[Dataset records]
↓

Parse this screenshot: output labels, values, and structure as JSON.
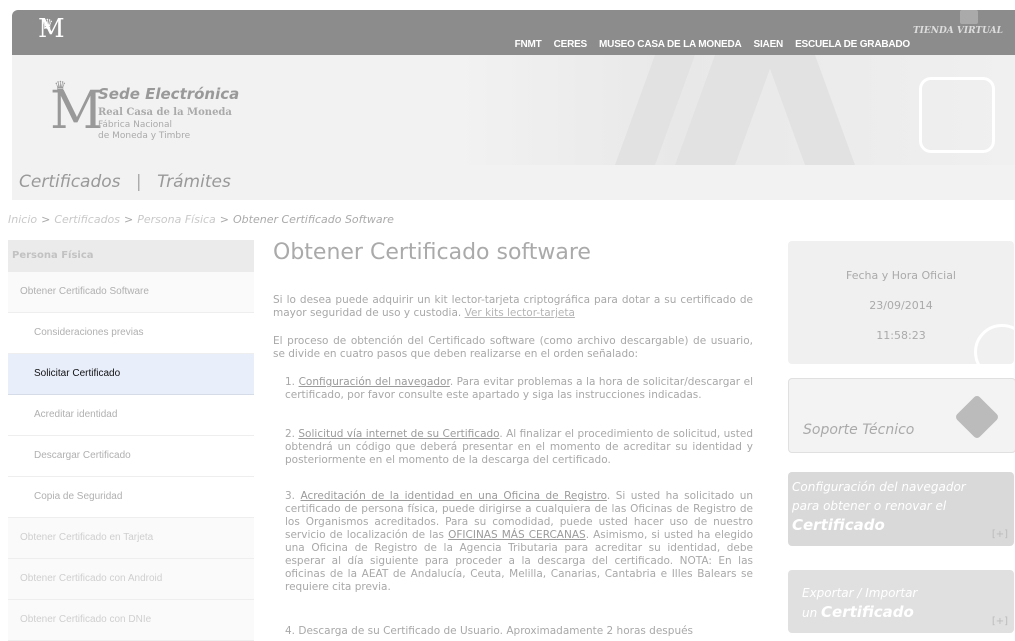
{
  "topbar": {
    "logo_letter": "M",
    "nav": [
      "FNMT",
      "CERES",
      "MUSEO CASA DE LA MONEDA",
      "SIAEN",
      "ESCUELA DE GRABADO"
    ],
    "tienda": "TIENDA VIRTUAL"
  },
  "header": {
    "logo_letter": "M",
    "sede": "Sede Electrónica",
    "rcm": "Real Casa de la Moneda",
    "fabrica_1": "Fábrica Nacional",
    "fabrica_2": "de Moneda y Timbre",
    "tab_certificados": "Certificados",
    "tab_sep": "|",
    "tab_tramites": "Trámites"
  },
  "breadcrumb": {
    "inicio": "Inicio",
    "certificados": "Certificados",
    "persona_fisica": "Persona Física",
    "current": "Obtener Certificado Software",
    "sep": ">"
  },
  "sidebar": {
    "heading": "Persona Física",
    "items": [
      "Obtener Certificado Software",
      "Consideraciones previas",
      "Solicitar Certificado",
      "Acreditar identidad",
      "Descargar Certificado",
      "Copia de Seguridad",
      "Obtener Certificado en Tarjeta",
      "Obtener Certificado con Android",
      "Obtener Certificado con DNIe"
    ]
  },
  "main": {
    "title": "Obtener Certificado software",
    "intro_text": "Si lo desea puede adquirir un kit lector-tarjeta criptográfica para dotar a su certificado de mayor seguridad de uso y custodia.",
    "intro_link": "Ver kits lector-tarjeta",
    "process_text": "El proceso de obtención del Certificado software (como archivo descargable) de usuario, se divide en cuatro pasos que deben realizarse en el orden señalado:",
    "step1_num": "1.",
    "step1_link": "Configuración del navegador",
    "step1_text": ". Para evitar problemas a la hora de solicitar/descargar el certificado, por favor consulte este apartado y siga las instrucciones indicadas.",
    "step2_num": "2.",
    "step2_link": "Solicitud vía internet de su Certificado",
    "step2_text": ". Al finalizar el procedimiento de solicitud, usted obtendrá un código que deberá presentar en el momento de acreditar su identidad y posteriormente en el momento de la descarga del certificado.",
    "step3_num": "3.",
    "step3_link": "Acreditación de la identidad en una Oficina de Registro",
    "step3_text_a": ". Si usted ha solicitado un certificado de persona física, puede dirigirse a cualquiera de las Oficinas de Registro de los Organismos acreditados. Para su comodidad, puede usted hacer uso de nuestro servicio de localización de las ",
    "step3_link2": "OFICINAS MÁS CERCANAS",
    "step3_text_b": ". Asimismo, si usted ha elegido una Oficina de Registro de la Agencia Tributaria para acreditar su identidad, debe esperar al día siguiente para proceder a la descarga del certificado. NOTA: En las oficinas de la AEAT de Andalucía, Ceuta, Melilla, Canarias, Cantabria e Illes Balears se requiere cita previa.",
    "step4_num": "4.",
    "step4_text": "Descarga de su Certificado de Usuario. Aproximadamente 2 horas después"
  },
  "right": {
    "fecha_label": "Fecha y Hora Oficial",
    "fecha": "23/09/2014",
    "hora": "11:58:23",
    "soporte": "Soporte Técnico",
    "conf_line1": "Configuración del navegador",
    "conf_line2": "para obtener o renovar el",
    "conf_big": "Certificado",
    "plus": "[+]",
    "exp_line1": "Exportar / Importar",
    "exp_pre": "un",
    "exp_big": "Certificado"
  }
}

↑

(Problem to work on)
Lines of the material that contain the word "navegador" are to be gathered.

(Answer for this exercise)
    "step1_link": "Configuración del navegador",
    "conf_line1": "Configuración del navegador",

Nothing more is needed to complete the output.